Problem statement: Repeat every record exactly, but keep images out of the copy.

Data in this exercise:
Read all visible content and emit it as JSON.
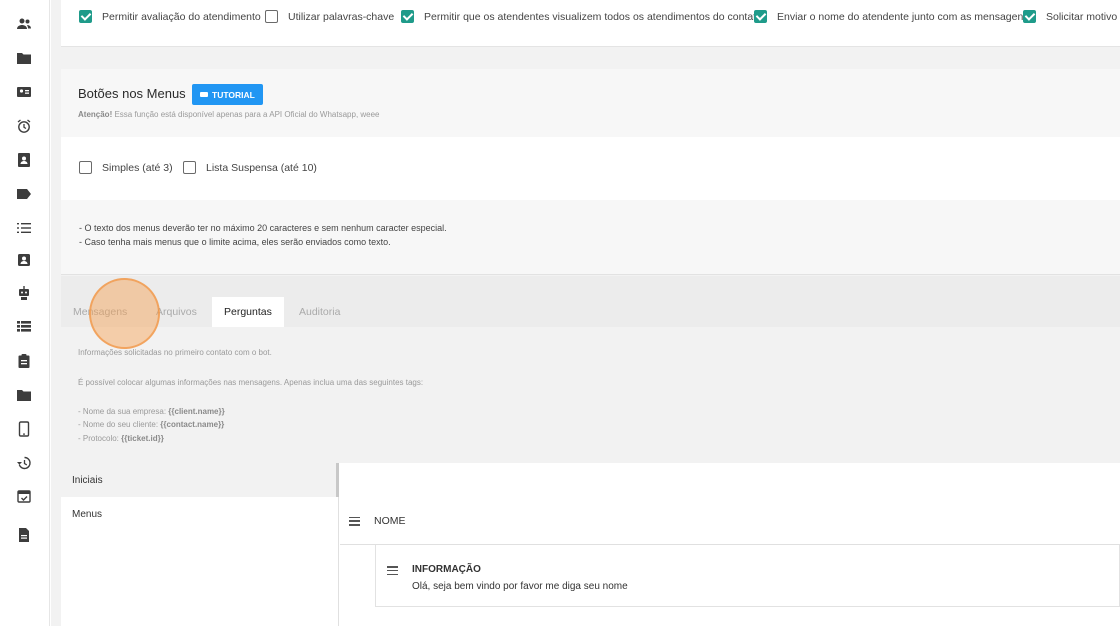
{
  "sidebar": {
    "items": [
      {
        "icon": "people-icon"
      },
      {
        "icon": "folder-account-icon"
      },
      {
        "icon": "contact-card-icon"
      },
      {
        "icon": "alarm-clock-icon"
      },
      {
        "icon": "contacts-book-icon"
      },
      {
        "icon": "tag-icon"
      },
      {
        "icon": "list-icon"
      },
      {
        "icon": "account-box-icon"
      },
      {
        "icon": "robot-icon"
      },
      {
        "icon": "view-list-icon"
      },
      {
        "icon": "clipboard-icon"
      },
      {
        "icon": "folder-icon"
      },
      {
        "icon": "cellphone-icon"
      },
      {
        "icon": "history-icon"
      },
      {
        "icon": "calendar-check-icon"
      },
      {
        "icon": "file-document-icon"
      }
    ]
  },
  "options": [
    {
      "label": "Permitir avaliação do atendimento",
      "checked": true
    },
    {
      "label": "Utilizar palavras-chave",
      "checked": false
    },
    {
      "label": "Permitir que os atendentes visualizem todos os atendimentos do contato",
      "checked": true
    },
    {
      "label": "Enviar o nome do atendente junto com as mensagens",
      "checked": true
    },
    {
      "label": "Solicitar motivo d",
      "checked": true
    }
  ],
  "menus_section": {
    "title": "Botões nos Menus",
    "tutorial_label": "TUTORIAL",
    "note_bold": "Atenção!",
    "note_text": " Essa função está disponível apenas para a API Oficial do Whatsapp, weee",
    "options": [
      {
        "label": "Simples (até 3)",
        "checked": false
      },
      {
        "label": "Lista Suspensa (até 10)",
        "checked": false
      }
    ],
    "rules": [
      "- O texto dos menus deverão ter no máximo 20 caracteres e sem nenhum caracter especial.",
      "- Caso tenha mais menus que o limite acima, eles serão enviados como texto."
    ]
  },
  "tabs": [
    {
      "label": "Mensagens",
      "active": false
    },
    {
      "label": "Arquivos",
      "active": false
    },
    {
      "label": "Perguntas",
      "active": true
    },
    {
      "label": "Auditoria",
      "active": false
    }
  ],
  "info": {
    "line1": "Informações solicitadas no primeiro contato com o bot.",
    "line2": "É possível colocar algumas informações nas mensagens. Apenas inclua uma das seguintes tags:",
    "tags": [
      {
        "text": "- Nome da sua empresa: ",
        "tag": "{{client.name}}"
      },
      {
        "text": "- Nome do seu cliente: ",
        "tag": "{{contact.name}}"
      },
      {
        "text": "- Protocolo: ",
        "tag": "{{ticket.id}}"
      }
    ]
  },
  "question_groups": [
    {
      "label": "Iniciais",
      "selected": true
    },
    {
      "label": "Menus",
      "selected": false
    }
  ],
  "table": {
    "column_header": "NOME",
    "rows": [
      {
        "label": "INFORMAÇÃO",
        "value": "Olá, seja bem vindo por favor me diga seu nome"
      }
    ]
  },
  "colors": {
    "accent_checkbox": "#1f9b8a",
    "tutorial_button": "#2196f3",
    "click_indicator": "#f7a050"
  }
}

Solution for this problem:
Read all visible content and emit it as JSON.
{
  "sidebar": {
    "items": [
      {
        "icon": "people-icon"
      },
      {
        "icon": "folder-account-icon"
      },
      {
        "icon": "contact-card-icon"
      },
      {
        "icon": "alarm-clock-icon"
      },
      {
        "icon": "contacts-book-icon"
      },
      {
        "icon": "tag-icon"
      },
      {
        "icon": "list-icon"
      },
      {
        "icon": "account-box-icon"
      },
      {
        "icon": "robot-icon"
      },
      {
        "icon": "view-list-icon"
      },
      {
        "icon": "clipboard-icon"
      },
      {
        "icon": "folder-icon"
      },
      {
        "icon": "cellphone-icon"
      },
      {
        "icon": "history-icon"
      },
      {
        "icon": "calendar-check-icon"
      },
      {
        "icon": "file-document-icon"
      }
    ]
  },
  "options": [
    {
      "label": "Permitir avaliação do atendimento",
      "checked": true
    },
    {
      "label": "Utilizar palavras-chave",
      "checked": false
    },
    {
      "label": "Permitir que os atendentes visualizem todos os atendimentos do contato",
      "checked": true
    },
    {
      "label": "Enviar o nome do atendente junto com as mensagens",
      "checked": true
    },
    {
      "label": "Solicitar motivo d",
      "checked": true
    }
  ],
  "menus_section": {
    "title": "Botões nos Menus",
    "tutorial_label": "TUTORIAL",
    "note_bold": "Atenção!",
    "note_text": " Essa função está disponível apenas para a API Oficial do Whatsapp, weee",
    "options": [
      {
        "label": "Simples (até 3)",
        "checked": false
      },
      {
        "label": "Lista Suspensa (até 10)",
        "checked": false
      }
    ],
    "rules": [
      "- O texto dos menus deverão ter no máximo 20 caracteres e sem nenhum caracter especial.",
      "- Caso tenha mais menus que o limite acima, eles serão enviados como texto."
    ]
  },
  "tabs": [
    {
      "label": "Mensagens",
      "active": false
    },
    {
      "label": "Arquivos",
      "active": false
    },
    {
      "label": "Perguntas",
      "active": true
    },
    {
      "label": "Auditoria",
      "active": false
    }
  ],
  "info": {
    "line1": "Informações solicitadas no primeiro contato com o bot.",
    "line2": "É possível colocar algumas informações nas mensagens. Apenas inclua uma das seguintes tags:",
    "tags": [
      {
        "text": "- Nome da sua empresa: ",
        "tag": "{{client.name}}"
      },
      {
        "text": "- Nome do seu cliente: ",
        "tag": "{{contact.name}}"
      },
      {
        "text": "- Protocolo: ",
        "tag": "{{ticket.id}}"
      }
    ]
  },
  "question_groups": [
    {
      "label": "Iniciais",
      "selected": true
    },
    {
      "label": "Menus",
      "selected": false
    }
  ],
  "table": {
    "column_header": "NOME",
    "rows": [
      {
        "label": "INFORMAÇÃO",
        "value": "Olá, seja bem vindo por favor me diga seu nome"
      }
    ]
  },
  "colors": {
    "accent_checkbox": "#1f9b8a",
    "tutorial_button": "#2196f3",
    "click_indicator": "#f7a050"
  }
}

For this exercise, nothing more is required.